Stored items from a collection
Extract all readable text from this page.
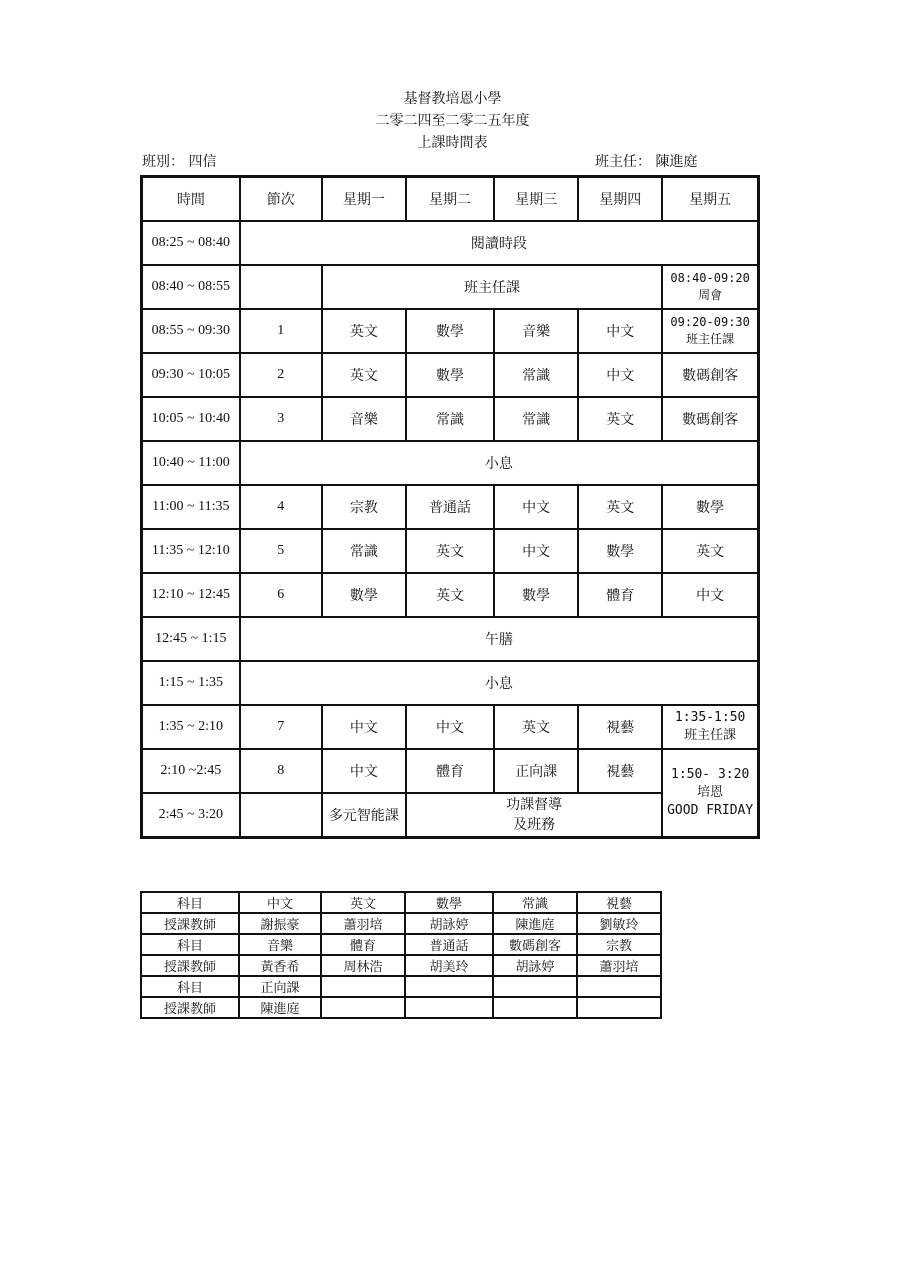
基督教培恩小學
二零二四至二零二五年度
上課時間表
班別： 四信	班主任： 陳進庭
時間	節次	星期一	星期二	星期三	星期四	星期五
08:25 ~ 08:40	閱讀時段					
08:40 ~ 08:55		班主任課				08:40-09:20
周會
08:55 ~ 09:30	1	英文	數學	音樂	中文	09:20-09:30
班主任課
09:30 ~ 10:05	2	英文	數學	常識	中文	數碼創客
10:05 ~ 10:40	3	音樂	常識	常識	英文	數碼創客
10:40 ~ 11:00	小息					
11:00 ~ 11:35	4	宗教	普通話	中文	英文	數學
11:35 ~ 12:10	5	常識	英文	中文	數學	英文
12:10 ~ 12:45	6	數學	英文	數學	體育	中文
12:45 ~ 1:15	午膳					
1:15 ~ 1:35	小息					
1:35 ~ 2:10	7	中文	中文	英文	視藝	1:35-1:50
班主任課
2:10 ~2:45	8	中文	體育	正向課	視藝	1:50- 3:20
培恩
GOOD FRIDAY
2:45 ~ 3:20		多元智能課	功課督導
及班務			
科目	中文	英文	數學	常識	視藝
授課教師	謝振豪	蕭羽培	胡詠婷	陳進庭	劉敏玲
科目	音樂	體育	普通話	數碼創客	宗教
授課教師	黃香希	周林浩	胡美玲	胡詠婷	蕭羽培
科目	正向課				
授課教師	陳進庭				
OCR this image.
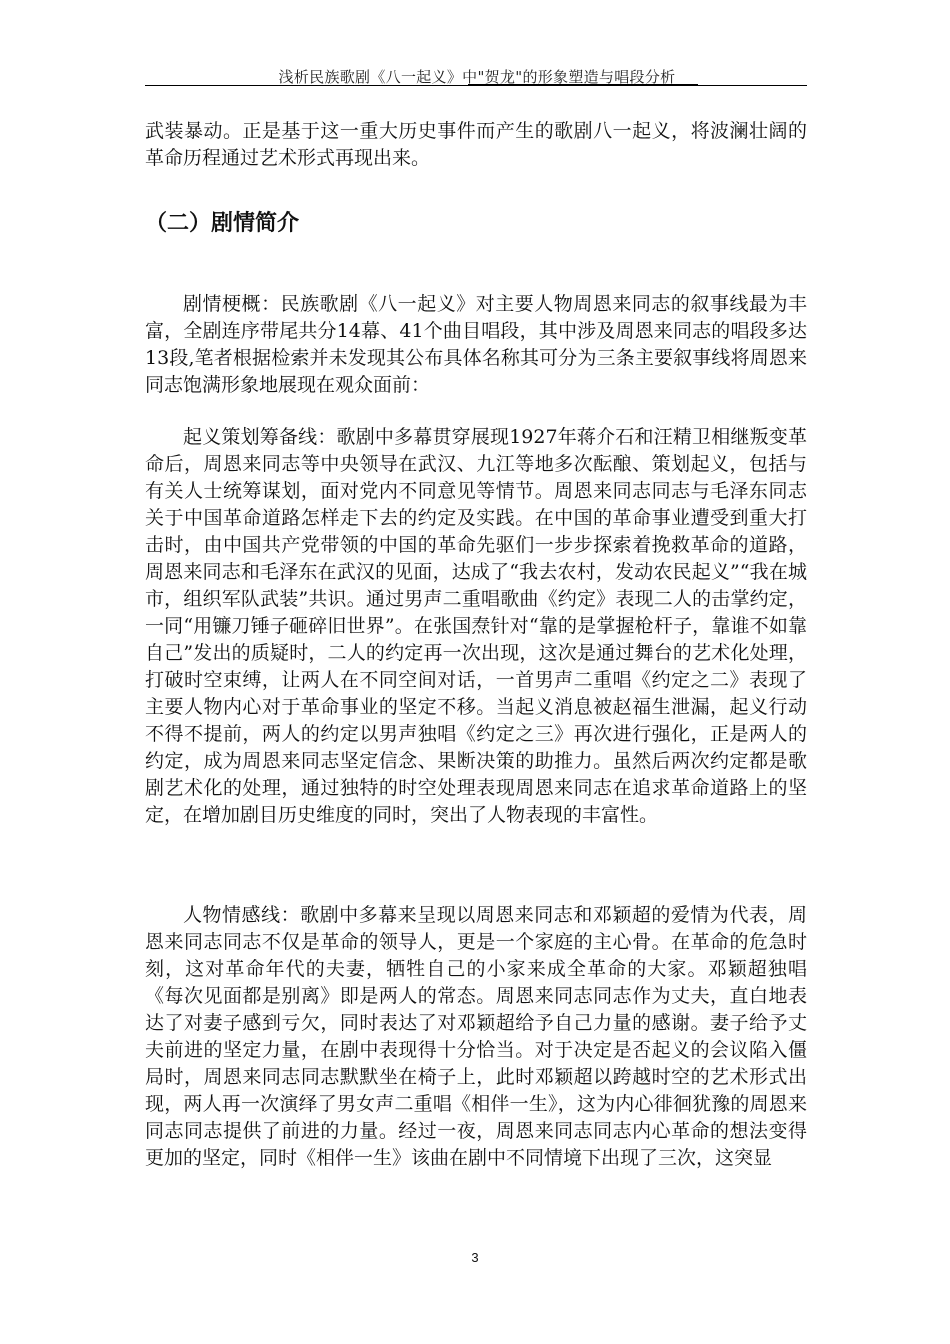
浅析民族歌剧《八一起义》中"贺龙"的形象塑造与唱段分析

武装暴动。正是基于这一重大历史事件而产生的歌剧八一起义，将波澜壮阔的革命历程通过艺术形式再现出来。

（二）剧情简介

剧情梗概：民族歌剧《八一起义》对主要人物周恩来同志的叙事线最为丰富，全剧连序带尾共分14幕、41个曲目唱段，其中涉及周恩来同志的唱段多达13段,笔者根据检索并未发现其公布具体名称其可分为三条主要叙事线将周恩来同志饱满形象地展现在观众面前：

起义策划筹备线：歌剧中多幕贯穿展现1927年蒋介石和汪精卫相继叛变革命后，周恩来同志等中央领导在武汉、九江等地多次酝酿、策划起义，包括与有关人士统筹谋划，面对党内不同意见等情节。周恩来同志同志与毛泽东同志关于中国革命道路怎样走下去的约定及实践。在中国的革命事业遭受到重大打击时，由中国共产党带领的中国的革命先驱们一步步探索着挽救革命的道路，周恩来同志和毛泽东在武汉的见面，达成了“我去农村，发动农民起义”“我在城市，组织军队武装”共识。通过男声二重唱歌曲《约定》表现二人的击掌约定，一同“用镰刀锤子砸碎旧世界”。在张国焘针对“靠的是掌握枪杆子，靠谁不如靠自己”发出的质疑时，二人的约定再一次出现，这次是通过舞台的艺术化处理，打破时空束缚，让两人在不同空间对话，一首男声二重唱《约定之二》表现了主要人物内心对于革命事业的坚定不移。当起义消息被赵福生泄漏，起义行动不得不提前，两人的约定以男声独唱《约定之三》再次进行强化，正是两人的约定，成为周恩来同志坚定信念、果断决策的助推力。虽然后两次约定都是歌剧艺术化的处理，通过独特的时空处理表现周恩来同志在追求革命道路上的坚定，在增加剧目历史维度的同时，突出了人物表现的丰富性。

人物情感线：歌剧中多幕来呈现以周恩来同志和邓颖超的爱情为代表，周恩来同志同志不仅是革命的领导人，更是一个家庭的主心骨。在革命的危急时刻，这对革命年代的夫妻，牺牲自己的小家来成全革命的大家。邓颖超独唱《每次见面都是别离》即是两人的常态。周恩来同志同志作为丈夫，直白地表达了对妻子感到亏欠，同时表达了对邓颖超给予自己力量的感谢。妻子给予丈夫前进的坚定力量，在剧中表现得十分恰当。对于决定是否起义的会议陷入僵局时，周恩来同志同志默默坐在椅子上，此时邓颖超以跨越时空的艺术形式出现，两人再一次演绎了男女声二重唱《相伴一生》，这为内心徘徊犹豫的周恩来同志同志提供了前进的力量。经过一夜，周恩来同志同志内心革命的想法变得更加的坚定，同时《相伴一生》该曲在剧中不同情境下出现了三次，这突显

3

Written problem: Locate all lines in the listing above with the word "授課教師". Copy them.

Answer in full:
授課教師	謝振豪	蕭羽培	胡詠婷	陳進庭	劉敏玲
授課教師	黃香希	周林浩	胡美玲	胡詠婷	蕭羽培
授課教師	陳進庭				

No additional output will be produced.